* START *

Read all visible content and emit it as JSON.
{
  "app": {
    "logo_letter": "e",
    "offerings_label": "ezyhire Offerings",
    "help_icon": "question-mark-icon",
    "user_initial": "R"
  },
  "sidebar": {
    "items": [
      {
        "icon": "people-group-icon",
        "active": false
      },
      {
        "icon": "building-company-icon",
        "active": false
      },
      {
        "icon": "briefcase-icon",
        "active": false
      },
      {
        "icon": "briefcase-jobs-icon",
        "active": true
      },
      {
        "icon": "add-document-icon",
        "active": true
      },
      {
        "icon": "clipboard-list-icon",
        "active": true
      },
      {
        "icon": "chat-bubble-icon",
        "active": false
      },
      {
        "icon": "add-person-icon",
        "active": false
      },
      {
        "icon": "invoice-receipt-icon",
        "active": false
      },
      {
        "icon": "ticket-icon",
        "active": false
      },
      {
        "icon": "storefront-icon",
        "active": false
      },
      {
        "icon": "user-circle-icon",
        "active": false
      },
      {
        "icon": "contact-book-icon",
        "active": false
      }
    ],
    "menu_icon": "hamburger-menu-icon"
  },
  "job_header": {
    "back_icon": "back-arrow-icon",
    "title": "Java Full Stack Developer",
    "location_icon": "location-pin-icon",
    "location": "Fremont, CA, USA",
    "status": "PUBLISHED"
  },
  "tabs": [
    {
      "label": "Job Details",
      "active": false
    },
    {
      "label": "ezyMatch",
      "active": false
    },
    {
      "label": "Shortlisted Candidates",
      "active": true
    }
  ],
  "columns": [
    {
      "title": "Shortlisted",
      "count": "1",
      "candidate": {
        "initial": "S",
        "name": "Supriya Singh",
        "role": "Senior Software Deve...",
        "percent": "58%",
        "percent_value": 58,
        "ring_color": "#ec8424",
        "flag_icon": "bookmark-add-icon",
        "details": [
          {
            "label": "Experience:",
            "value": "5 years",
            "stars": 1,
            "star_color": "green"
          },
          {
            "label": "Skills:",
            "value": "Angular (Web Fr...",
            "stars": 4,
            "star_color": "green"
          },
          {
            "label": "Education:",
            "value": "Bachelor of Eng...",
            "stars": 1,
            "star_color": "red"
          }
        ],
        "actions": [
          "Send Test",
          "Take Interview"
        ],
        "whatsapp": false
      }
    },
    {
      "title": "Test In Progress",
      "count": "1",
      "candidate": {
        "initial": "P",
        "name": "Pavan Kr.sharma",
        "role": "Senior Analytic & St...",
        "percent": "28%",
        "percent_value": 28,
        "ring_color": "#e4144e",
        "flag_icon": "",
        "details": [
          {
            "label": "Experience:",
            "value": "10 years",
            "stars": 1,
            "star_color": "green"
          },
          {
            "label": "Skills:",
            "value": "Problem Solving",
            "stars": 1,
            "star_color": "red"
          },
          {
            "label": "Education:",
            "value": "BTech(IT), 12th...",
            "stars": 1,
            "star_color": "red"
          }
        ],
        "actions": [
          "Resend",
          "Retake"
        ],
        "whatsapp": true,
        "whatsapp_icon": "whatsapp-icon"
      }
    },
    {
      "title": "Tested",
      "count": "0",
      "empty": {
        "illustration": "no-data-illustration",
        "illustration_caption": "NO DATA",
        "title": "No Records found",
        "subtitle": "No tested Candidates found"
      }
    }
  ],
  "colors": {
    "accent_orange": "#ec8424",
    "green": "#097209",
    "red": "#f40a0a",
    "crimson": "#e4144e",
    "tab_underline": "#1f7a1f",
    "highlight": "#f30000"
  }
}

* END *

(WHAT IS NEEDED): From the records above, extract each line exactly as shown.

(PROBLEM SOLUTION):
Read all visible content and emit it as JSON.
{
  "app": {
    "logo_letter": "e",
    "offerings_label": "ezyhire Offerings",
    "help_icon": "question-mark-icon",
    "user_initial": "R"
  },
  "sidebar": {
    "items": [
      {
        "icon": "people-group-icon",
        "active": false
      },
      {
        "icon": "building-company-icon",
        "active": false
      },
      {
        "icon": "briefcase-icon",
        "active": false
      },
      {
        "icon": "briefcase-jobs-icon",
        "active": true
      },
      {
        "icon": "add-document-icon",
        "active": true
      },
      {
        "icon": "clipboard-list-icon",
        "active": true
      },
      {
        "icon": "chat-bubble-icon",
        "active": false
      },
      {
        "icon": "add-person-icon",
        "active": false
      },
      {
        "icon": "invoice-receipt-icon",
        "active": false
      },
      {
        "icon": "ticket-icon",
        "active": false
      },
      {
        "icon": "storefront-icon",
        "active": false
      },
      {
        "icon": "user-circle-icon",
        "active": false
      },
      {
        "icon": "contact-book-icon",
        "active": false
      }
    ],
    "menu_icon": "hamburger-menu-icon"
  },
  "job_header": {
    "back_icon": "back-arrow-icon",
    "title": "Java Full Stack Developer",
    "location_icon": "location-pin-icon",
    "location": "Fremont, CA, USA",
    "status": "PUBLISHED"
  },
  "tabs": [
    {
      "label": "Job Details",
      "active": false
    },
    {
      "label": "ezyMatch",
      "active": false
    },
    {
      "label": "Shortlisted Candidates",
      "active": true
    }
  ],
  "columns": [
    {
      "title": "Shortlisted",
      "count": "1",
      "candidate": {
        "initial": "S",
        "name": "Supriya Singh",
        "role": "Senior Software Deve...",
        "percent": "58%",
        "percent_value": 58,
        "ring_color": "#ec8424",
        "flag_icon": "bookmark-add-icon",
        "details": [
          {
            "label": "Experience:",
            "value": "5 years",
            "stars": 1,
            "star_color": "green"
          },
          {
            "label": "Skills:",
            "value": "Angular (Web Fr...",
            "stars": 4,
            "star_color": "green"
          },
          {
            "label": "Education:",
            "value": "Bachelor of Eng...",
            "stars": 1,
            "star_color": "red"
          }
        ],
        "actions": [
          "Send Test",
          "Take Interview"
        ],
        "whatsapp": false
      }
    },
    {
      "title": "Test In Progress",
      "count": "1",
      "candidate": {
        "initial": "P",
        "name": "Pavan Kr.sharma",
        "role": "Senior Analytic & St...",
        "percent": "28%",
        "percent_value": 28,
        "ring_color": "#e4144e",
        "flag_icon": "",
        "details": [
          {
            "label": "Experience:",
            "value": "10 years",
            "stars": 1,
            "star_color": "green"
          },
          {
            "label": "Skills:",
            "value": "Problem Solving",
            "stars": 1,
            "star_color": "red"
          },
          {
            "label": "Education:",
            "value": "BTech(IT), 12th...",
            "stars": 1,
            "star_color": "red"
          }
        ],
        "actions": [
          "Resend",
          "Retake"
        ],
        "whatsapp": true,
        "whatsapp_icon": "whatsapp-icon"
      }
    },
    {
      "title": "Tested",
      "count": "0",
      "empty": {
        "illustration": "no-data-illustration",
        "illustration_caption": "NO DATA",
        "title": "No Records found",
        "subtitle": "No tested Candidates found"
      }
    }
  ],
  "colors": {
    "accent_orange": "#ec8424",
    "green": "#097209",
    "red": "#f40a0a",
    "crimson": "#e4144e",
    "tab_underline": "#1f7a1f",
    "highlight": "#f30000"
  }
}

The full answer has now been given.